Task statement>
Search the records below for the word "因此本题选" and show every line where it occurs.
## Start Material provided
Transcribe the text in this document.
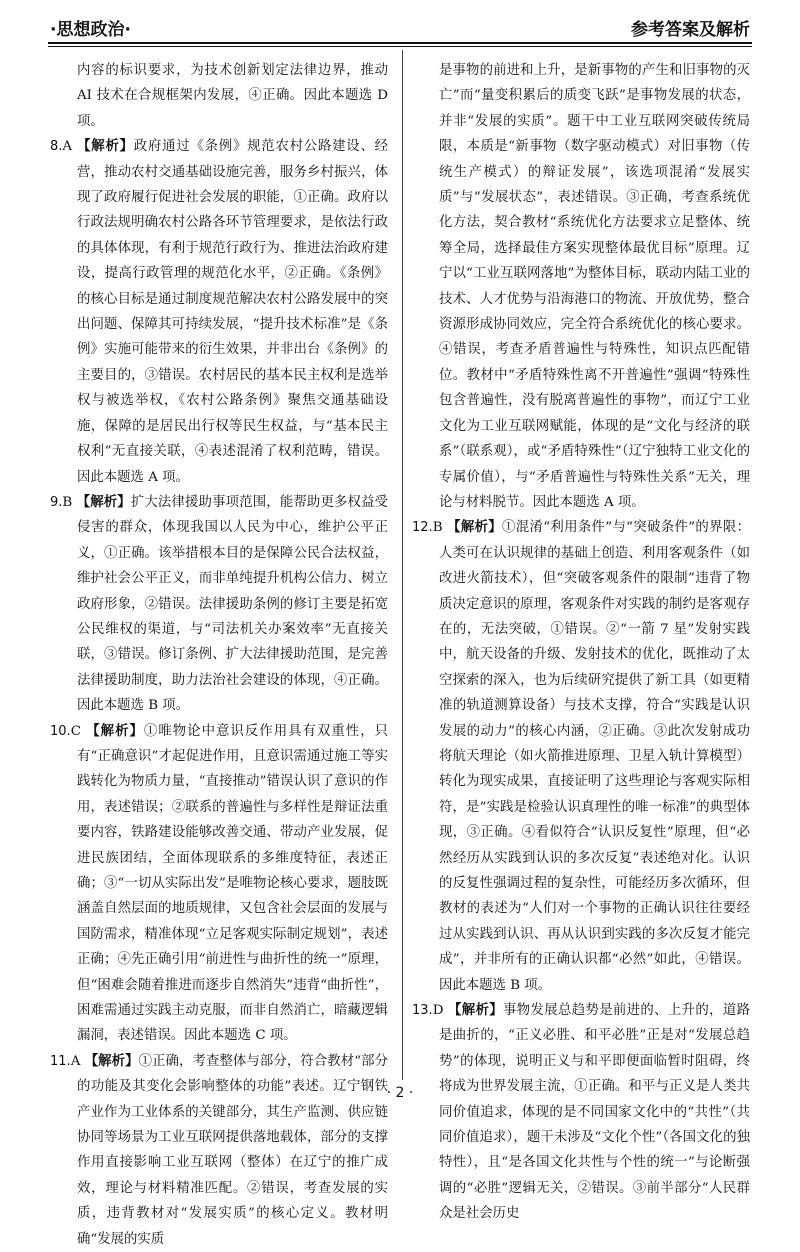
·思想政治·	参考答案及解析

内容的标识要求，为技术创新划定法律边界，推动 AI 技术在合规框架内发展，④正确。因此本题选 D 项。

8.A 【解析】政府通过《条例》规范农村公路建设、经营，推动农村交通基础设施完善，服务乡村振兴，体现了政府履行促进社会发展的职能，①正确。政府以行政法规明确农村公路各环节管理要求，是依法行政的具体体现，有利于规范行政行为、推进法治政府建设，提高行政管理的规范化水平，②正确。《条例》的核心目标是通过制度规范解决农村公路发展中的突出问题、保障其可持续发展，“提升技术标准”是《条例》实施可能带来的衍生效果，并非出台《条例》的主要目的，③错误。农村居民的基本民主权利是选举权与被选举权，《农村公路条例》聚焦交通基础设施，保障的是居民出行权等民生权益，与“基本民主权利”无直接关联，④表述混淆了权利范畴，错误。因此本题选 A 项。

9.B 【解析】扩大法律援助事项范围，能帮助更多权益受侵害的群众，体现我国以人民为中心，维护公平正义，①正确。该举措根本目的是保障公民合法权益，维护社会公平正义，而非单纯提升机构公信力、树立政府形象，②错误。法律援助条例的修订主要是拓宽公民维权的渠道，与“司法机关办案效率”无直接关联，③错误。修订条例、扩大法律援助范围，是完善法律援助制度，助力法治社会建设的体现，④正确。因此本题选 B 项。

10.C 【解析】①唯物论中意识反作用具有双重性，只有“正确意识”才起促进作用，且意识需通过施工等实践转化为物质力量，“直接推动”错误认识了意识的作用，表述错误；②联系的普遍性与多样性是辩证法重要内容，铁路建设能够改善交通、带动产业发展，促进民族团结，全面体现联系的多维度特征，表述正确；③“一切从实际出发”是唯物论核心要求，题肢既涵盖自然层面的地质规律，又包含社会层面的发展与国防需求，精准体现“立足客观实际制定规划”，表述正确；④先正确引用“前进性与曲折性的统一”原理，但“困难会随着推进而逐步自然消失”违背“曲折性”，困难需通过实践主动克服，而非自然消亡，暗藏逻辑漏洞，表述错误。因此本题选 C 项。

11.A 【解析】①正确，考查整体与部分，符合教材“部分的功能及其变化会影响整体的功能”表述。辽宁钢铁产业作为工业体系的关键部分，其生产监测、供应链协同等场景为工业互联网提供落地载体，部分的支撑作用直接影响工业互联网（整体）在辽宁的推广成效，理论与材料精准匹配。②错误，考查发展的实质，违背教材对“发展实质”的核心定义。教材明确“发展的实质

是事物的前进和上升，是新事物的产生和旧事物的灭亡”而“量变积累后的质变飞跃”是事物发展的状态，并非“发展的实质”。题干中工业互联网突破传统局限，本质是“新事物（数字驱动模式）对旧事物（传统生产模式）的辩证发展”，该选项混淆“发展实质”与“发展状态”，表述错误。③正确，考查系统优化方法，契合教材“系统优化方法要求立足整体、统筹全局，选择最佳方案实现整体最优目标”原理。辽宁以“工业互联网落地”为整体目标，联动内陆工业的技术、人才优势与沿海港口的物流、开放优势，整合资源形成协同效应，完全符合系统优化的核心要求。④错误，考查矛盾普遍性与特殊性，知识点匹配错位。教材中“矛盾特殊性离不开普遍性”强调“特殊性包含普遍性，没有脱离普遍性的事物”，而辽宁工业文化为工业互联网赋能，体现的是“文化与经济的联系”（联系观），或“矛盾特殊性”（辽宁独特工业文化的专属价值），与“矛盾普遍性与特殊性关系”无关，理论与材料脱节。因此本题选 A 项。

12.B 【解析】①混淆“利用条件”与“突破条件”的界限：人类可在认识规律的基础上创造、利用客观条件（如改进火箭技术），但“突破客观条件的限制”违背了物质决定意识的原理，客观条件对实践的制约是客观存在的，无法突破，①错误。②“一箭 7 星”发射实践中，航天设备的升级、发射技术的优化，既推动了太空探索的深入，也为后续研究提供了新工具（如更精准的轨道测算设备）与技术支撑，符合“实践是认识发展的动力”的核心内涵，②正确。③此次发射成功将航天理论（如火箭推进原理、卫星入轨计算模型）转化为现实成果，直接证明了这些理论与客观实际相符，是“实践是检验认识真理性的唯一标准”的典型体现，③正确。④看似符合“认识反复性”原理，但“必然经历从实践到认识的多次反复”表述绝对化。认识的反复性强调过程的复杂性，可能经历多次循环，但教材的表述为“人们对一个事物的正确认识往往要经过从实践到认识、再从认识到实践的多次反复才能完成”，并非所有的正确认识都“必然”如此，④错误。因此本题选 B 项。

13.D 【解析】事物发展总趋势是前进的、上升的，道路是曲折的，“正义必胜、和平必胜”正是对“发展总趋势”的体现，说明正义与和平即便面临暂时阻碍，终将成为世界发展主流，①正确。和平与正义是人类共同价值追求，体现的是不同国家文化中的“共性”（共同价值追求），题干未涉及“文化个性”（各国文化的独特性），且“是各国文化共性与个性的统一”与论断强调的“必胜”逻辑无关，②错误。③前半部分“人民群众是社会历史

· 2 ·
## End Material provided
## Start Material provided
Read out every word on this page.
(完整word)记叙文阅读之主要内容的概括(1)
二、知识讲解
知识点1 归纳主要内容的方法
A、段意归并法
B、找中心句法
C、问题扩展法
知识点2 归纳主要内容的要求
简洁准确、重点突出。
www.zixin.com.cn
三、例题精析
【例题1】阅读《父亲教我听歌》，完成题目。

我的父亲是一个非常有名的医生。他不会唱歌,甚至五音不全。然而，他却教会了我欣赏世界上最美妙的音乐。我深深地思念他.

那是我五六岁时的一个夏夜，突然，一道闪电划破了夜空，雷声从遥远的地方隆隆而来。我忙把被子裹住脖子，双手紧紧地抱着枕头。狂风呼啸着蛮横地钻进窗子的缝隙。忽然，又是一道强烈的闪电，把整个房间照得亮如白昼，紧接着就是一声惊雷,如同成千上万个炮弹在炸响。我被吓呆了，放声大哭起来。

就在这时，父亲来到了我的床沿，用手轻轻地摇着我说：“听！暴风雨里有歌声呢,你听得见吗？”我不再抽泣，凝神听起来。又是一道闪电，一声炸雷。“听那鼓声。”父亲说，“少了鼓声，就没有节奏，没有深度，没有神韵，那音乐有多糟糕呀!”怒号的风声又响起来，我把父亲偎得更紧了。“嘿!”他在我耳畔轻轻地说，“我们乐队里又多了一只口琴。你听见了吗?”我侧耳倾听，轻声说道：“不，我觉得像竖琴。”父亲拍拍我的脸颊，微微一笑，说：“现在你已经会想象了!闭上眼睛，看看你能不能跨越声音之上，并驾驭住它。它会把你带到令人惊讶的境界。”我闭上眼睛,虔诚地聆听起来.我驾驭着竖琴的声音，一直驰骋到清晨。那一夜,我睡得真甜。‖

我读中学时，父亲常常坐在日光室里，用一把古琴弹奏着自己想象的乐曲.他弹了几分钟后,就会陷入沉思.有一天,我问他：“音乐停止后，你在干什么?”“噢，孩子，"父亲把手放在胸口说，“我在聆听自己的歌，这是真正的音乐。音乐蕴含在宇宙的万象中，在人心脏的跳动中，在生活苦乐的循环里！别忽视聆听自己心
## End Material provided
Solution to this problem>
内容的标识要求，为技术创新划定法律边界，推动 AI 技术在合规框架内发展，④正确。因此本题选 D 项。
8.A 【解析】政府通过《条例》规范农村公路建设、经营，推动农村交通基础设施完善，服务乡村振兴，体现了政府履行促进社会发展的职能，①正确。政府以行政法规明确农村公路各环节管理要求，是依法行政的具体体现，有利于规范行政行为、推进法治政府建设，提高行政管理的规范化水平，②正确。《条例》的核心目标是通过制度规范解决农村公路发展中的突出问题、保障其可持续发展，“提升技术标准”是《条例》实施可能带来的衍生效果，并非出台《条例》的主要目的，③错误。农村居民的基本民主权利是选举权与被选举权，《农村公路条例》聚焦交通基础设施，保障的是居民出行权等民生权益，与“基本民主权利”无直接关联，④表述混淆了权利范畴，错误。因此本题选 A 项。
9.B 【解析】扩大法律援助事项范围，能帮助更多权益受侵害的群众，体现我国以人民为中心，维护公平正义，①正确。该举措根本目的是保障公民合法权益，维护社会公平正义，而非单纯提升机构公信力、树立政府形象，②错误。法律援助条例的修订主要是拓宽公民维权的渠道，与“司法机关办案效率”无直接关联，③错误。修订条例、扩大法律援助范围，是完善法律援助制度，助力法治社会建设的体现，④正确。因此本题选 B 项。
10.C 【解析】①唯物论中意识反作用具有双重性，只有“正确意识”才起促进作用，且意识需通过施工等实践转化为物质力量，“直接推动”错误认识了意识的作用，表述错误；②联系的普遍性与多样性是辩证法重要内容，铁路建设能够改善交通、带动产业发展，促进民族团结，全面体现联系的多维度特征，表述正确；③“一切从实际出发”是唯物论核心要求，题肢既涵盖自然层面的地质规律，又包含社会层面的发展与国防需求，精准体现“立足客观实际制定规划”，表述正确；④先正确引用“前进性与曲折性的统一”原理，但“困难会随着推进而逐步自然消失”违背“曲折性”，困难需通过实践主动克服，而非自然消亡，暗藏逻辑漏洞，表述错误。因此本题选 C 项。
是事物的前进和上升，是新事物的产生和旧事物的灭亡”而“量变积累后的质变飞跃”是事物发展的状态，并非“发展的实质”。题干中工业互联网突破传统局限，本质是“新事物（数字驱动模式）对旧事物（传统生产模式）的辩证发展”，该选项混淆“发展实质”与“发展状态”，表述错误。③正确，考查系统优化方法，契合教材“系统优化方法要求立足整体、统筹全局，选择最佳方案实现整体最优目标”原理。辽宁以“工业互联网落地”为整体目标，联动内陆工业的技术、人才优势与沿海港口的物流、开放优势，整合资源形成协同效应，完全符合系统优化的核心要求。④错误，考查矛盾普遍性与特殊性，知识点匹配错位。教材中“矛盾特殊性离不开普遍性”强调“特殊性包含普遍性，没有脱离普遍性的事物”，而辽宁工业文化为工业互联网赋能，体现的是“文化与经济的联系”（联系观），或“矛盾特殊性”（辽宁独特工业文化的专属价值），与“矛盾普遍性与特殊性关系”无关，理论与材料脱节。因此本题选 A 项。
12.B 【解析】①混淆“利用条件”与“突破条件”的界限：人类可在认识规律的基础上创造、利用客观条件（如改进火箭技术），但“突破客观条件的限制”违背了物质决定意识的原理，客观条件对实践的制约是客观存在的，无法突破，①错误。②“一箭 7 星”发射实践中，航天设备的升级、发射技术的优化，既推动了太空探索的深入，也为后续研究提供了新工具（如更精准的轨道测算设备）与技术支撑，符合“实践是认识发展的动力”的核心内涵，②正确。③此次发射成功将航天理论（如火箭推进原理、卫星入轨计算模型）转化为现实成果，直接证明了这些理论与客观实际相符，是“实践是检验认识真理性的唯一标准”的典型体现，③正确。④看似符合“认识反复性”原理，但“必然经历从实践到认识的多次反复”表述绝对化。认识的反复性强调过程的复杂性，可能经历多次循环，但教材的表述为“人们对一个事物的正确认识往往要经过从实践到认识、再从认识到实践的多次反复才能完成”，并非所有的正确认识都“必然”如此，④错误。因此本题选 B 项。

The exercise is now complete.